Request
Pull out each line of the records holding the string "this".

(Source data)
"""
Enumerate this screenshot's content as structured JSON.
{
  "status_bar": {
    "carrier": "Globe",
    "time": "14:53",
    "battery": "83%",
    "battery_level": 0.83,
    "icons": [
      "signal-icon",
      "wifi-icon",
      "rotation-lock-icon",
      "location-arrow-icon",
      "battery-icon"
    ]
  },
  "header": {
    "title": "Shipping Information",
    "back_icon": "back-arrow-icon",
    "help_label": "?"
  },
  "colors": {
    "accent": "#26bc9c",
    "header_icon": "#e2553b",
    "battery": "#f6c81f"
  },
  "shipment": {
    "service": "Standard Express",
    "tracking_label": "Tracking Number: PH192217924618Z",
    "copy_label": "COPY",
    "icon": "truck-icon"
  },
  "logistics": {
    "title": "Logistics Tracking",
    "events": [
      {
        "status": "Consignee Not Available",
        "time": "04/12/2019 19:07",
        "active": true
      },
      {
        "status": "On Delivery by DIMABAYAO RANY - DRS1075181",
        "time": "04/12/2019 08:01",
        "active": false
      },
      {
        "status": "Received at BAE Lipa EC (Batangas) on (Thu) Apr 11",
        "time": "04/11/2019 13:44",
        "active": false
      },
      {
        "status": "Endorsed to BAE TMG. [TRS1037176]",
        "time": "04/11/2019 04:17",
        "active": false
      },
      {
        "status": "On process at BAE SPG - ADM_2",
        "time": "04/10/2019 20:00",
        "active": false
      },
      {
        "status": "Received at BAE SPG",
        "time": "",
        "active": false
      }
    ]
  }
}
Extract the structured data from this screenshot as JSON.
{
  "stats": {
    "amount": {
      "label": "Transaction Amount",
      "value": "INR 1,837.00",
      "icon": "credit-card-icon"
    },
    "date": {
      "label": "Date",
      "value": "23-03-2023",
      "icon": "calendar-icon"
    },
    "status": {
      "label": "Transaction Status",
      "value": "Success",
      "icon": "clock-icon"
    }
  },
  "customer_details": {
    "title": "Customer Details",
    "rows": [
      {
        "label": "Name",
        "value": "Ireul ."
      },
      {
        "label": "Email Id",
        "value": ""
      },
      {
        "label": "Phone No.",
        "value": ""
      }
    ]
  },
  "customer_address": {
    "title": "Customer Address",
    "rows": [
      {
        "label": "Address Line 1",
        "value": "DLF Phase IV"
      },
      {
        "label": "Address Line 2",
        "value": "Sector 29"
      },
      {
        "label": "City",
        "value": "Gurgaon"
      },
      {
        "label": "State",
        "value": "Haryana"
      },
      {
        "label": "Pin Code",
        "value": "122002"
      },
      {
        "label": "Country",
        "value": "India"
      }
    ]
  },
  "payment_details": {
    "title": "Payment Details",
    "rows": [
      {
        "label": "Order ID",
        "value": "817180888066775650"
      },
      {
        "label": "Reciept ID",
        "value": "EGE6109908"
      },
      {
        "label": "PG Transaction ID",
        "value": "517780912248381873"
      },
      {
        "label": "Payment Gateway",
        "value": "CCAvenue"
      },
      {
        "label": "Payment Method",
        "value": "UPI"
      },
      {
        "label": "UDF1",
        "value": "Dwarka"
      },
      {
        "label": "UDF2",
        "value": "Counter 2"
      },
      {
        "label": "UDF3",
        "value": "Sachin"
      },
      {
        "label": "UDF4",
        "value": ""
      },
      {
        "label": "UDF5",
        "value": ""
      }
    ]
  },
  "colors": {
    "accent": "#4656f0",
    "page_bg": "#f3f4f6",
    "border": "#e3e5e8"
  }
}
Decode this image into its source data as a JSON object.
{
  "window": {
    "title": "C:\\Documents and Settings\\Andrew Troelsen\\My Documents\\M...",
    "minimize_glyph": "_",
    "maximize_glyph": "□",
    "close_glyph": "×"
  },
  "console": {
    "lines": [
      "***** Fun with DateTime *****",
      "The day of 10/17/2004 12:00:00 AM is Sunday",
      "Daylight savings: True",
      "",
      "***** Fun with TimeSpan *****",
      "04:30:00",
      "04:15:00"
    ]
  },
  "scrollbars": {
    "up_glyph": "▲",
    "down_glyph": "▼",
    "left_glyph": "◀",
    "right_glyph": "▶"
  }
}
"""
Exercise output
Enumerate this screenshot's content as structured JSON.
Extract the structured data from this screenshot as JSON.
Decode this image into its source data as a JSON object.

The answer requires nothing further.